▶ _GOAL OF THE EXERCISE_
Pull out every line of the rows below that contains the string "button". Case matters.

[SUPPLIED RECORDS start]

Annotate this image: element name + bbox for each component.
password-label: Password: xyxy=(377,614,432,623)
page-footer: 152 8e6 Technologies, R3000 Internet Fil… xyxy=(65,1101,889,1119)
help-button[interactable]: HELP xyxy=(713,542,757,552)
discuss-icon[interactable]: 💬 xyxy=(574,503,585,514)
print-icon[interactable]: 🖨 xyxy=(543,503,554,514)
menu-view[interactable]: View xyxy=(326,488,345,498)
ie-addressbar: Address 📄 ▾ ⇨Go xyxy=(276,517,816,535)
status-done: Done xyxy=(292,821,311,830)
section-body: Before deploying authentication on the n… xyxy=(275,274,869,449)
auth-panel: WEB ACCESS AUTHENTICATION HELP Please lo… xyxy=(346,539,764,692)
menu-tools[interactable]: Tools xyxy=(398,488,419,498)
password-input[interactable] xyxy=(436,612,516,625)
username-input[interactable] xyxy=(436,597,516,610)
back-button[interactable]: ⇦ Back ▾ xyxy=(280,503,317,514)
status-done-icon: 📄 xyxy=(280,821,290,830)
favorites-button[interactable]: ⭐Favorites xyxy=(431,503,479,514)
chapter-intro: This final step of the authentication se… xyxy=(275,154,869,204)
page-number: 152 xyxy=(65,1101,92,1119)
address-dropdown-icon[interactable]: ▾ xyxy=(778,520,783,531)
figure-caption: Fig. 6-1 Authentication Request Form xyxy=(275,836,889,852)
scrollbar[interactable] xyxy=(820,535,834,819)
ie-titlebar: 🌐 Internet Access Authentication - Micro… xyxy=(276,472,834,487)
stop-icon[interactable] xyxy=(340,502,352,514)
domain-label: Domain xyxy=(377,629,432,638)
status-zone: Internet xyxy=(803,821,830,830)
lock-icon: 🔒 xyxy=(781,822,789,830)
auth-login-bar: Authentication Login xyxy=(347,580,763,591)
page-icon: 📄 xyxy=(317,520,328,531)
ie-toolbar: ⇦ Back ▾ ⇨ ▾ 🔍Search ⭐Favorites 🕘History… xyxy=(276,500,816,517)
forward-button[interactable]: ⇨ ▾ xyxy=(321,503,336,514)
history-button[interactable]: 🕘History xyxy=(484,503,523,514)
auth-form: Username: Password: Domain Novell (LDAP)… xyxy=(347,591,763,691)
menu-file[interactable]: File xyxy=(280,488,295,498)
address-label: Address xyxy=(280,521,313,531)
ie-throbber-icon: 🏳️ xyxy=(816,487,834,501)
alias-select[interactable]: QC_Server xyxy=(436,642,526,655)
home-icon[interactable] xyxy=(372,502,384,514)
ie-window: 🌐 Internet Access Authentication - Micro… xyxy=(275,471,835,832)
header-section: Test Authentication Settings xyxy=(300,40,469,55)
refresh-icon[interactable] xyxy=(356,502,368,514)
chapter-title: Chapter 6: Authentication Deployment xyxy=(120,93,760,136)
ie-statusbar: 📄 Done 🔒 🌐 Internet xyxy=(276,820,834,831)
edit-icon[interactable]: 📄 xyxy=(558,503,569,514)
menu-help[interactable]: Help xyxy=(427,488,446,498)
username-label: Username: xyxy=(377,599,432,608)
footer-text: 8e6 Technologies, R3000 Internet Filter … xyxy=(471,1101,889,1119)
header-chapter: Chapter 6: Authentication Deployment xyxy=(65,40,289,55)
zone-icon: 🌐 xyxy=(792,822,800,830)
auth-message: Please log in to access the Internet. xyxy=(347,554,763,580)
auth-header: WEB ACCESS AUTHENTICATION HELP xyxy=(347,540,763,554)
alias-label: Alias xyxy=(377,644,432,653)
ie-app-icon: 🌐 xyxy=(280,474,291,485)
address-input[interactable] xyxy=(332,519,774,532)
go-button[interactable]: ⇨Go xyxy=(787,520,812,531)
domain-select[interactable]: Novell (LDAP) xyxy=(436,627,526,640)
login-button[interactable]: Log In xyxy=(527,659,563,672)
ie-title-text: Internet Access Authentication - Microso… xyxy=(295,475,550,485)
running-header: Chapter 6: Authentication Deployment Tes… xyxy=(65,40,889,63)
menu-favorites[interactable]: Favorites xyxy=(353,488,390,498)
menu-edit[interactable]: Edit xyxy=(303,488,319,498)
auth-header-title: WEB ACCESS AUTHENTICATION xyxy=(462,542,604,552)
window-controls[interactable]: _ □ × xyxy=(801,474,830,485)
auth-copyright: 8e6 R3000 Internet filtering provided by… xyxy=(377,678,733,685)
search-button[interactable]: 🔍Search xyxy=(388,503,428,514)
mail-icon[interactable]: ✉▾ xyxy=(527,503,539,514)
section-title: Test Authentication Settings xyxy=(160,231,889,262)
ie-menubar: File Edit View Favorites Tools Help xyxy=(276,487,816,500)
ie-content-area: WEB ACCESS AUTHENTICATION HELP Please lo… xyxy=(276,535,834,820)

[SUPPLIED RECORDS end]

▶ _THE COMPLETED TASK_
help-button[interactable]: HELP xyxy=(713,542,757,552)
back-button[interactable]: ⇦ Back ▾ xyxy=(280,503,317,514)
favorites-button[interactable]: ⭐Favorites xyxy=(431,503,479,514)
forward-button[interactable]: ⇨ ▾ xyxy=(321,503,336,514)
history-button[interactable]: 🕘History xyxy=(484,503,523,514)
go-button[interactable]: ⇨Go xyxy=(787,520,812,531)
login-button[interactable]: Log In xyxy=(527,659,563,672)
search-button[interactable]: 🔍Search xyxy=(388,503,428,514)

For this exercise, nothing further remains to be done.